(Layout coordinate data)
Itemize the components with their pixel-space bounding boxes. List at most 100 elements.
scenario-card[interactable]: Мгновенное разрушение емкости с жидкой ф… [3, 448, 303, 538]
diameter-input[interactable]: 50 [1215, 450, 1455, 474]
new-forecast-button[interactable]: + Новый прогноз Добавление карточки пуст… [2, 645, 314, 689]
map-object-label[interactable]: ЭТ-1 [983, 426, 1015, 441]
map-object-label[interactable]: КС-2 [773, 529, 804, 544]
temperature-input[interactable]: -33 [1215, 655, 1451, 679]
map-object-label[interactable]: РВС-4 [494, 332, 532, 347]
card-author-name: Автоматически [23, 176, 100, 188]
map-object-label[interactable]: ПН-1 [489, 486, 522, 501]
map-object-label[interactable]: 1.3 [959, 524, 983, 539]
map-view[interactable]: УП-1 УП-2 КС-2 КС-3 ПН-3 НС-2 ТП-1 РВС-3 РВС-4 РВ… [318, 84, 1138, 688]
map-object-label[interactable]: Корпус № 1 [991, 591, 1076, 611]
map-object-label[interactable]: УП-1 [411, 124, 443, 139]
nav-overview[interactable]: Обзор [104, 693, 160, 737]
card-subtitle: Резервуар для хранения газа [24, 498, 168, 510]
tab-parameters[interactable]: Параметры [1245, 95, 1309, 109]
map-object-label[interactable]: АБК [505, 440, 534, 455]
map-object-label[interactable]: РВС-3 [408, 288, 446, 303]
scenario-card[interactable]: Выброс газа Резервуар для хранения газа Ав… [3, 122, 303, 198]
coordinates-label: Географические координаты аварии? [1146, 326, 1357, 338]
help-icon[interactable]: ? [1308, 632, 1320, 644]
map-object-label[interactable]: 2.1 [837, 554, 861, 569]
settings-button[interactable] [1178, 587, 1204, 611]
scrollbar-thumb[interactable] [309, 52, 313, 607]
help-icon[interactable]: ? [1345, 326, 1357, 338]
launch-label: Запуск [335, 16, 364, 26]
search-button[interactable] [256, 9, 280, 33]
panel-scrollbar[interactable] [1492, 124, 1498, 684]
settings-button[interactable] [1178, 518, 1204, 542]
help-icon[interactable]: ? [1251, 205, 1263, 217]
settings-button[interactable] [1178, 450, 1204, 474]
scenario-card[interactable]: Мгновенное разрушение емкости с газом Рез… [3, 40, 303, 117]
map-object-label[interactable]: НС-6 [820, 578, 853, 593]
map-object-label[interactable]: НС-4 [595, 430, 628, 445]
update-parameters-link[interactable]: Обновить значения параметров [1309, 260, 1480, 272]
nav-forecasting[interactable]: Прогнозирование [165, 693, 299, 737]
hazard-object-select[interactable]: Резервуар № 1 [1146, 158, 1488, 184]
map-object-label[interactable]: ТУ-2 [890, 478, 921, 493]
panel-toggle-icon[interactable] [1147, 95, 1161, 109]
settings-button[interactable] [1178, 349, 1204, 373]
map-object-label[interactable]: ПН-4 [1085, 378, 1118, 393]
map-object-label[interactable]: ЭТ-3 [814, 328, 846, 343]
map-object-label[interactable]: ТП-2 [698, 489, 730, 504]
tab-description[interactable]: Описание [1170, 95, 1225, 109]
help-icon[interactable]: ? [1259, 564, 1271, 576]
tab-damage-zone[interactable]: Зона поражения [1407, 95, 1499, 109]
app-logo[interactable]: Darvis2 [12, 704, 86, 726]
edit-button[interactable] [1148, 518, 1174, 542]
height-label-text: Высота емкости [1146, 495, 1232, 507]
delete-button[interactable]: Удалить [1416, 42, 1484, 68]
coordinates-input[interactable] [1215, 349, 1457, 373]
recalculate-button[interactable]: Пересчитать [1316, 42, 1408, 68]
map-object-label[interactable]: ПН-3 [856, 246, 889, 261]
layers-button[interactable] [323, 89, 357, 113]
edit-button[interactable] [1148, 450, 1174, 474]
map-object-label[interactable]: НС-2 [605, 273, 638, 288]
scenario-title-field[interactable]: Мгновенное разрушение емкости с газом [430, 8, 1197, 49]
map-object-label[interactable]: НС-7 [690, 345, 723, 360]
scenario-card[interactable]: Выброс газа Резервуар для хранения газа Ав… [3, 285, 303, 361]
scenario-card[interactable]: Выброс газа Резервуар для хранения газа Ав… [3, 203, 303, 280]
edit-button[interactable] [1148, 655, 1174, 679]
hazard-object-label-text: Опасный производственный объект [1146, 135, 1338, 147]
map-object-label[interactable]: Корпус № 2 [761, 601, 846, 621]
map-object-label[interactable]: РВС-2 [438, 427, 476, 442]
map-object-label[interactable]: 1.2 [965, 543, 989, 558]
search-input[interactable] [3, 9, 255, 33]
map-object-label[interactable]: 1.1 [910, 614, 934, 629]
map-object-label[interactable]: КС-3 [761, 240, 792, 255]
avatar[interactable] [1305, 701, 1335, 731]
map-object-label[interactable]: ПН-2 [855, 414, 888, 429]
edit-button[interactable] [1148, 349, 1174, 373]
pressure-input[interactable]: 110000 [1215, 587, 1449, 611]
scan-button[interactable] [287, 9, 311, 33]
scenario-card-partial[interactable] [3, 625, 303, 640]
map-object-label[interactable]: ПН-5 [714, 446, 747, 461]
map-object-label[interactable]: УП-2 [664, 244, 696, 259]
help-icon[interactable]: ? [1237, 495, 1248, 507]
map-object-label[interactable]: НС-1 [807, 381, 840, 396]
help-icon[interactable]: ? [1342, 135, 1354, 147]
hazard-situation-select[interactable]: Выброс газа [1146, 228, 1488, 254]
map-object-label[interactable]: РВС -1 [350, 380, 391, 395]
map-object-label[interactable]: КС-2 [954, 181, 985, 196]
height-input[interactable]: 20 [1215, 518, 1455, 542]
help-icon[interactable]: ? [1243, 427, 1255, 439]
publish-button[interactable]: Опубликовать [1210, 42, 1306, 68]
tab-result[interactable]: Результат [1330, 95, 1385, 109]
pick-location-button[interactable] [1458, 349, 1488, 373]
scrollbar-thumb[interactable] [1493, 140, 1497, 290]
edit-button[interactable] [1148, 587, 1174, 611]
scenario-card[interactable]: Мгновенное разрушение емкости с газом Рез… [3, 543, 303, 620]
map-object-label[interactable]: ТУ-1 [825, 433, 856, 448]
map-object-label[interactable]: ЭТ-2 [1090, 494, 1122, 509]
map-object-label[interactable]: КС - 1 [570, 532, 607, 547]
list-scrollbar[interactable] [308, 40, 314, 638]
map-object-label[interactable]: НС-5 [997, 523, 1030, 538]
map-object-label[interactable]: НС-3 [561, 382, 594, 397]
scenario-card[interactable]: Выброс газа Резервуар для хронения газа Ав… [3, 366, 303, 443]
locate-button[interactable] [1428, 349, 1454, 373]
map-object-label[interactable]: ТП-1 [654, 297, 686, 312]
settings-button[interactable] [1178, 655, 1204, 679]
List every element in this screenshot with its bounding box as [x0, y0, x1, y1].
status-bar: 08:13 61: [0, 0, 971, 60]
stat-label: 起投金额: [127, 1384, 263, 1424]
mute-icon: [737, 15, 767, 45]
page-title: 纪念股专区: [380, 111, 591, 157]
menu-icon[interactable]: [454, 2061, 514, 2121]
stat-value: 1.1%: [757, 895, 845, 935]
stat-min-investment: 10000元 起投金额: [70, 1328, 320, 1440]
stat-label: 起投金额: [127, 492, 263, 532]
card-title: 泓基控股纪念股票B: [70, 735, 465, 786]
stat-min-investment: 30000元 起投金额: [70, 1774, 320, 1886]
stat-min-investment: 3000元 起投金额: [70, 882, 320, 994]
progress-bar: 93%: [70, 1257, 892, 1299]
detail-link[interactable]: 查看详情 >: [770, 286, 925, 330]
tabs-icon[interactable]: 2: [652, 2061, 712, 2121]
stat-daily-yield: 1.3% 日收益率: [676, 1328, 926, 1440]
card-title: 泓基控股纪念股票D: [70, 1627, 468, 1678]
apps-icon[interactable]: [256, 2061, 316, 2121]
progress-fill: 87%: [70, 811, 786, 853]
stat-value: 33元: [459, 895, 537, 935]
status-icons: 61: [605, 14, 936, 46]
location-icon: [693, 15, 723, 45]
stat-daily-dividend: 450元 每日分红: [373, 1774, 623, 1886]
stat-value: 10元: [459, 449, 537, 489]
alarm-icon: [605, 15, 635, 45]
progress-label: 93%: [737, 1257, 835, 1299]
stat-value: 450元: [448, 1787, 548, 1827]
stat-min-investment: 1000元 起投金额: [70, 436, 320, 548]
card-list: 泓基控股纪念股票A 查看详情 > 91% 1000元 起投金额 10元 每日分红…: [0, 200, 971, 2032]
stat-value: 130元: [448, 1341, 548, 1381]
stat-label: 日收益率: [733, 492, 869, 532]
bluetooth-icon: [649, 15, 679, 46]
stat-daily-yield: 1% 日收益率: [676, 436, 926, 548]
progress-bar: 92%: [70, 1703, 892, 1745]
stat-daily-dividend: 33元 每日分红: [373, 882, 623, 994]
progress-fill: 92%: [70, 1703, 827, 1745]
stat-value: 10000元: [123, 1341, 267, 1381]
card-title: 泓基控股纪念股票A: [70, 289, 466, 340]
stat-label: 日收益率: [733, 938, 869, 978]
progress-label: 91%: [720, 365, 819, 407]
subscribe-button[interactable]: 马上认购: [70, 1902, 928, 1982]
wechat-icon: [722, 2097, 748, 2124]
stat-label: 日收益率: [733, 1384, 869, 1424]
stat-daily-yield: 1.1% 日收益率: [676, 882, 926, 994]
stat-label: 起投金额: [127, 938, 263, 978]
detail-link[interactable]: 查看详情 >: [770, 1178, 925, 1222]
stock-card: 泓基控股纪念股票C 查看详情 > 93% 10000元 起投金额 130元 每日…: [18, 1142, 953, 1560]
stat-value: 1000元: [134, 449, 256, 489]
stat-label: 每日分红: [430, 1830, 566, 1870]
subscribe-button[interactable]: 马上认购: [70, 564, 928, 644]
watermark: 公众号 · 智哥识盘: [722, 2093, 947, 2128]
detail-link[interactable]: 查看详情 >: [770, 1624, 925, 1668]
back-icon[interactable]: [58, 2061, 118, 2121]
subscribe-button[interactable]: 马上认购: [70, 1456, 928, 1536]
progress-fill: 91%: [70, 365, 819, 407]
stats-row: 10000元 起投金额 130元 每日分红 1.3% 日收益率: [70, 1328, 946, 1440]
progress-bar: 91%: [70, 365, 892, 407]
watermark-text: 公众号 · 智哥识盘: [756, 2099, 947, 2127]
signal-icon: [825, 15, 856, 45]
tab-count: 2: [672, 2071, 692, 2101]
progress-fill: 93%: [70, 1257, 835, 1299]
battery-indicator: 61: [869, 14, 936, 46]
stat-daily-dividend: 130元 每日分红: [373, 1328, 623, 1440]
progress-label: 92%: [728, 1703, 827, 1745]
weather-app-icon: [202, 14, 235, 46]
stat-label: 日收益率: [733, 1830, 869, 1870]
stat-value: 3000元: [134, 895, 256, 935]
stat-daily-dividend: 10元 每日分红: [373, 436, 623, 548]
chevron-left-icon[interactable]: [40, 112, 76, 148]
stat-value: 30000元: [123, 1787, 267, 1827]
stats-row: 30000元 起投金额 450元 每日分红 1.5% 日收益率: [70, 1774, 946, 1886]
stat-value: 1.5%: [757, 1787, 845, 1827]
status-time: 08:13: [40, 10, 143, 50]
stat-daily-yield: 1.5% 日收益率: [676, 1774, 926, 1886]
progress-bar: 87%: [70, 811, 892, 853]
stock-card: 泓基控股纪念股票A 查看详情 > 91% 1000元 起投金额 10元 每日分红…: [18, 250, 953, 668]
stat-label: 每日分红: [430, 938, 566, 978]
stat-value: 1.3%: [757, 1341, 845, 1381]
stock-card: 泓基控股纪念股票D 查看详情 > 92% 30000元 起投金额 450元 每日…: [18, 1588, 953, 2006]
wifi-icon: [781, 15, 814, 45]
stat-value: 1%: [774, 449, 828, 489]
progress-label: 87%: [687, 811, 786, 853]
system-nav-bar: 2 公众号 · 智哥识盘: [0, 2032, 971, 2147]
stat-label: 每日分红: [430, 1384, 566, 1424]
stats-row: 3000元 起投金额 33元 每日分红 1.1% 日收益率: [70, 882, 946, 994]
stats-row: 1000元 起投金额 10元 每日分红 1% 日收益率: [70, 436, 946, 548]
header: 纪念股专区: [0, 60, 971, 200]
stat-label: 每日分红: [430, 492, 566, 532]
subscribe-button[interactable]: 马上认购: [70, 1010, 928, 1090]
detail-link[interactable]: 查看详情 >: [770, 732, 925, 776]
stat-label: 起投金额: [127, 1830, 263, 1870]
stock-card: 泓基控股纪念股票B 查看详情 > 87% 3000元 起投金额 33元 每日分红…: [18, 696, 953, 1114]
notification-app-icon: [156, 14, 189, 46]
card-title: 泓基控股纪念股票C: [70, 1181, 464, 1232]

▶ _Direction_:
Reproduce the items unchanged, from the first line through the line that contains "map-object-label[interactable]: РВС-4 [494, 332, 532, 347]", both ends included.

▶ _The result_:
Itemize the components with their pixel-space bounding boxes. List at most 100 elements.
scenario-card[interactable]: Мгновенное разрушение емкости с жидкой ф… [3, 448, 303, 538]
diameter-input[interactable]: 50 [1215, 450, 1455, 474]
new-forecast-button[interactable]: + Новый прогноз Добавление карточки пуст… [2, 645, 314, 689]
map-object-label[interactable]: ЭТ-1 [983, 426, 1015, 441]
map-object-label[interactable]: КС-2 [773, 529, 804, 544]
temperature-input[interactable]: -33 [1215, 655, 1451, 679]
map-object-label[interactable]: РВС-4 [494, 332, 532, 347]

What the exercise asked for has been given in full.